→ Data excerpts:
____________

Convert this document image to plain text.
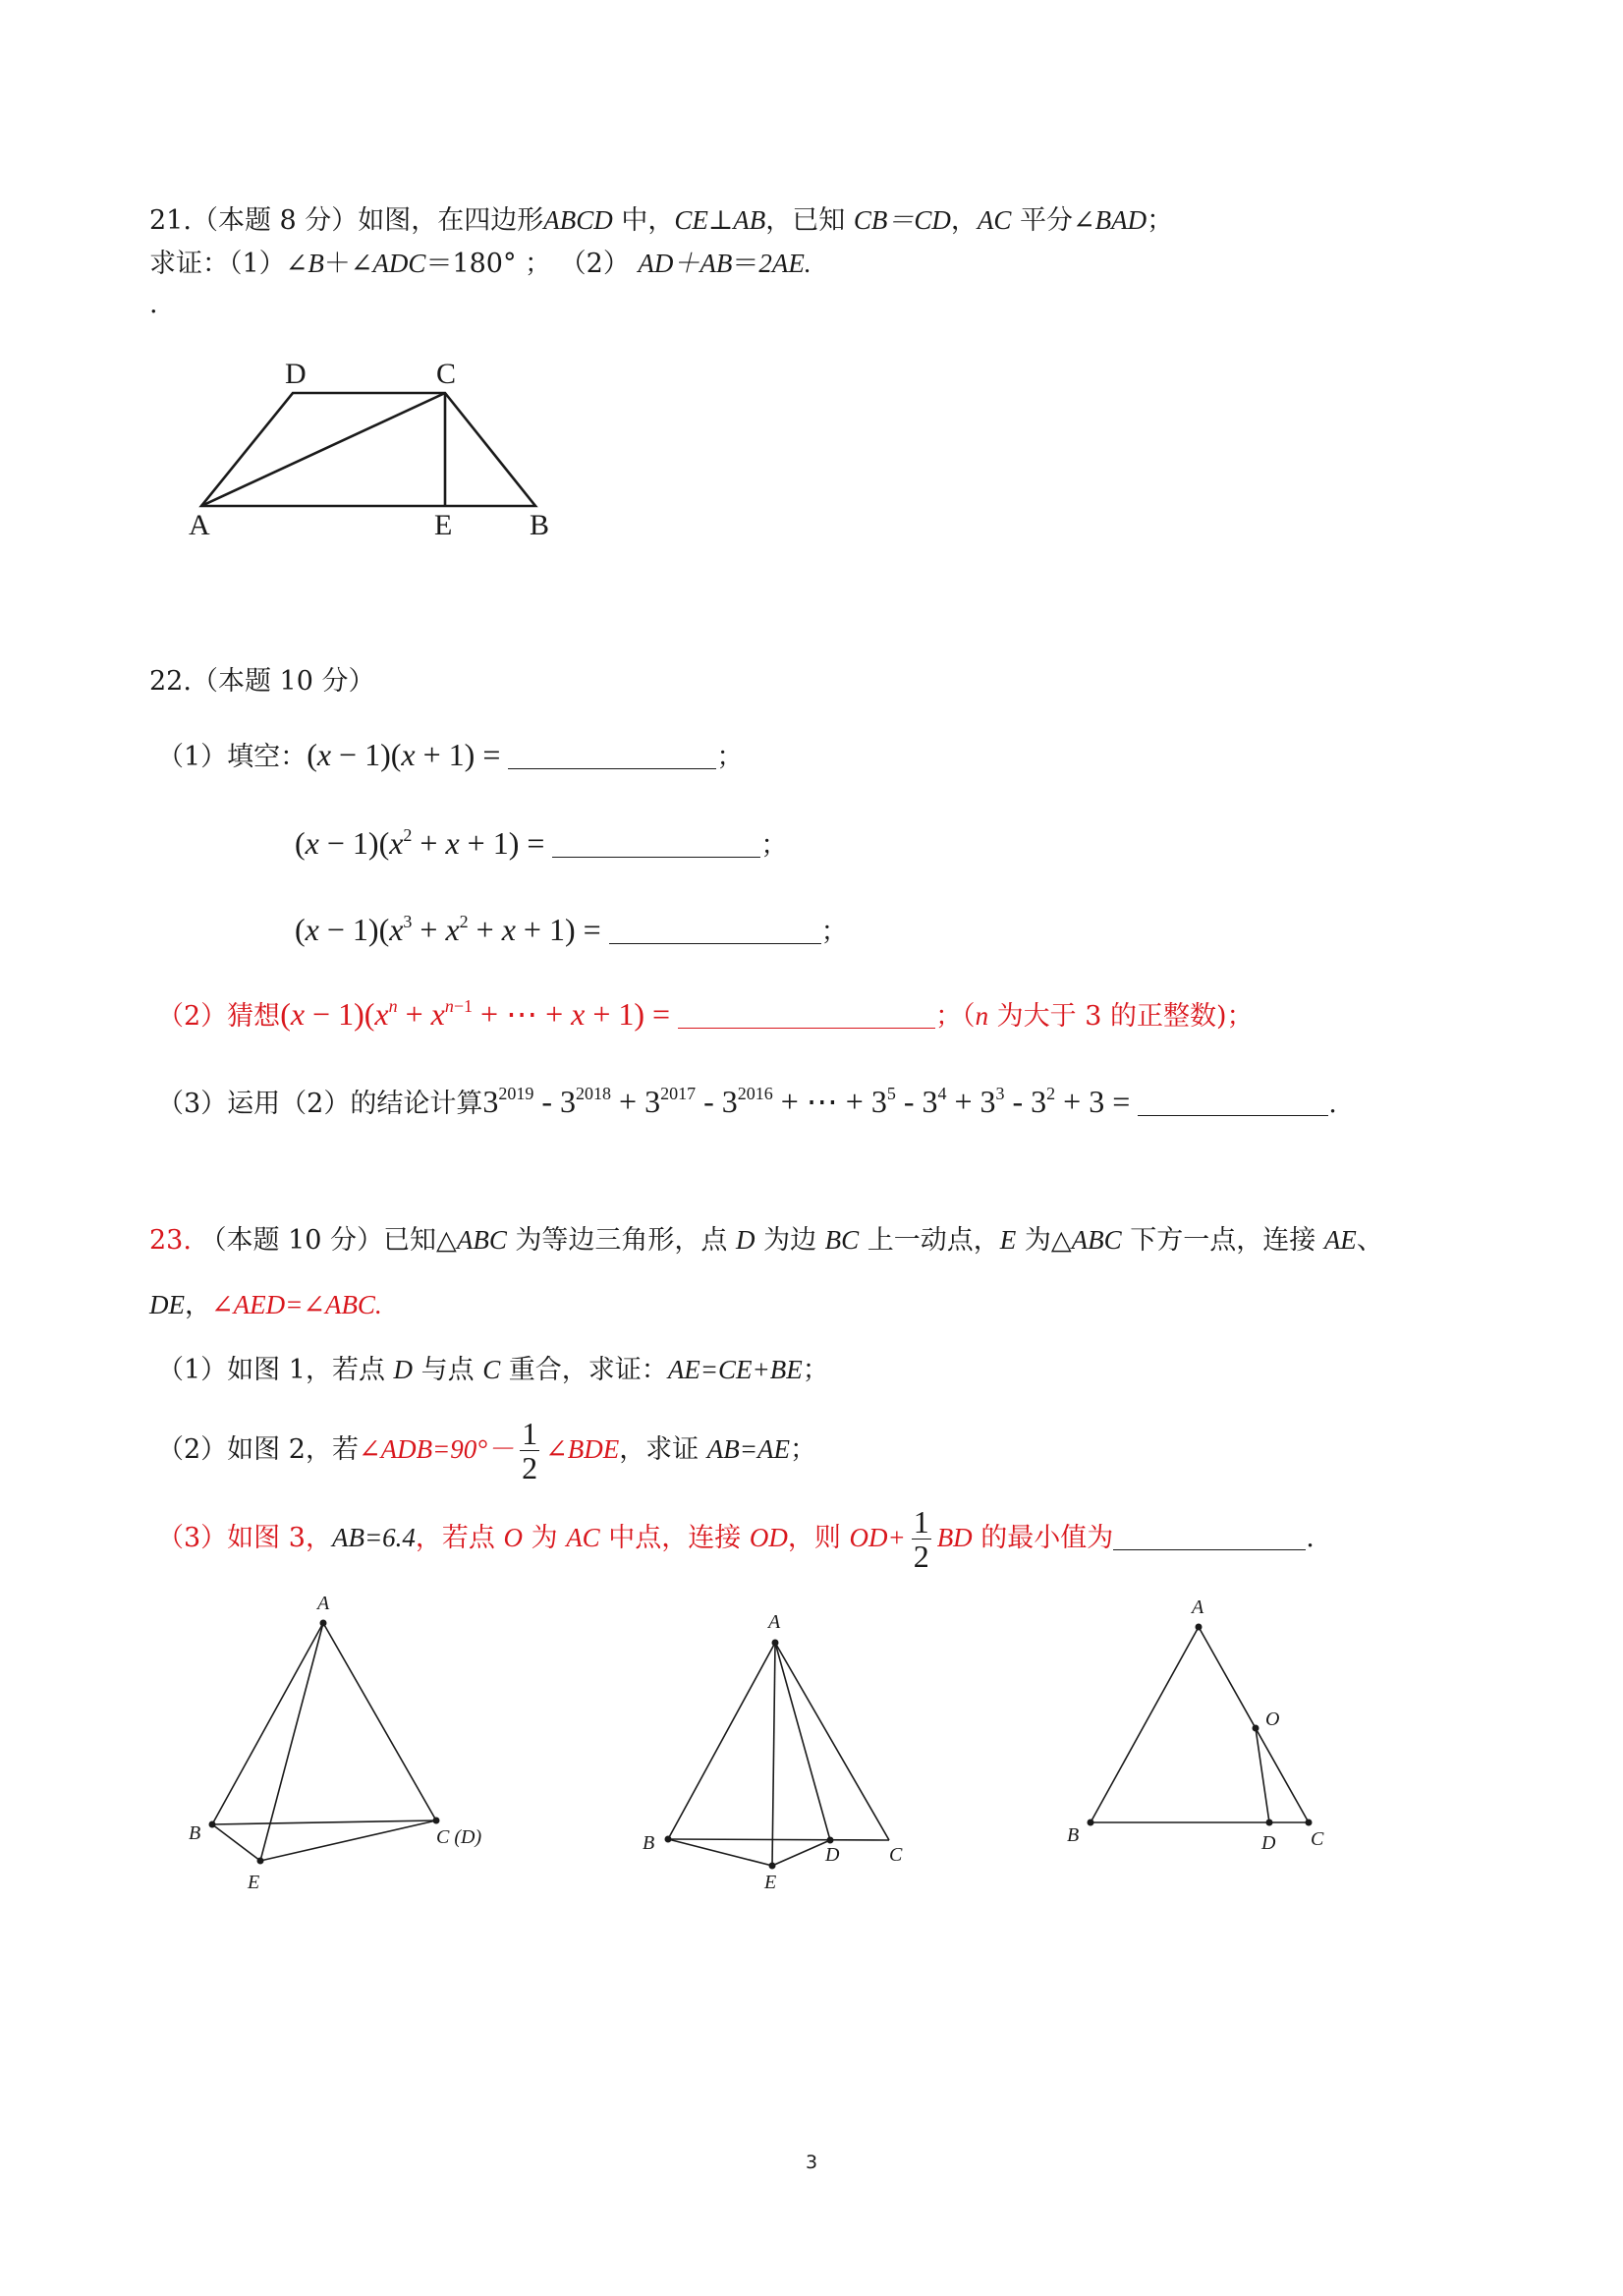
21.（本题 8 分）如图，在四边形ABCD 中，CE⊥AB，已知 CB＝CD，AC 平分∠BAD；
求证：（1）∠B＋∠ADC＝180° ； （2） AD＋AB＝2AE.
.
D	C
A	E	B
22.（本题 10 分）
（1）填空：(x − 1)(x + 1) =	；
$(x - 1)(x^2 + x + 1)$ =	；
$(x - 1)(x^3 + x^2 + x + 1)$ =	；
（2）猜想$(x - 1)(x^n + x^{n-1}$ + ⋯ + x + 1) =	；（n 为大于 3 的正整数)；
（3）运用（2）的结论计算$3^{2019} - 3^{2018} + 3^{2017} - 3^{2016}$ + ⋯ + $3^5 - 3^4 + 3^3 - 3^2 + 3$ =	.
23. （本题 10 分）已知△ABC 为等边三角形，点 D 为边 BC 上一动点，E 为△ABC 下方一点，连接 AE、
DE，∠AED=∠ABC.
（1）如图 1，若点 D 与点 C 重合，求证：AE=CE+BE；
（2）如图 2，若∠ADB=90°－ $\frac{1}{2}$ ∠BDE，求证 AB=AE；
（3）如图 3，AB=6.4，若点 O 为 AC 中点，连接 OD，则 $OD+ \frac{1}{2}$ BD 的最小值为	.
A
B	C (D)
E
A
B
D	C
E
A
O
B	D C
3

____________

→ What to do: Repeat the data in full and exactly. Omit pictures.

→ Exercise result:
Convert this document image to plain text.
21.（本题 8 分）如图，在四边形ABCD 中，CE⊥AB，已知 CB＝CD，AC 平分∠BAD；
求证：（1）∠B＋∠ADC＝180° ； （2） AD＋AB＝2AE.
.
D	C
A	E	B
22.（本题 10 分）
（1）填空：(x − 1)(x + 1) =	；
$(x - 1)(x^2 + x + 1)$ =	；
$(x - 1)(x^3 + x^2 + x + 1)$ =	；
（2）猜想$(x - 1)(x^n + x^{n-1}$ + ⋯ + x + 1) =	；（n 为大于 3 的正整数)；
（3）运用（2）的结论计算$3^{2019} - 3^{2018} + 3^{2017} - 3^{2016}$ + ⋯ + $3^5 - 3^4 + 3^3 - 3^2 + 3$ =	.
23. （本题 10 分）已知△ABC 为等边三角形，点 D 为边 BC 上一动点，E 为△ABC 下方一点，连接 AE、
DE，∠AED=∠ABC.
（1）如图 1，若点 D 与点 C 重合，求证：AE=CE+BE；
（2）如图 2，若∠ADB=90°－ $\frac{1}{2}$ ∠BDE，求证 AB=AE；
（3）如图 3，AB=6.4，若点 O 为 AC 中点，连接 OD，则 $OD+ \frac{1}{2}$ BD 的最小值为	.
A
B	C (D)
E
A
B
D	C
E
A
O
B	D C
3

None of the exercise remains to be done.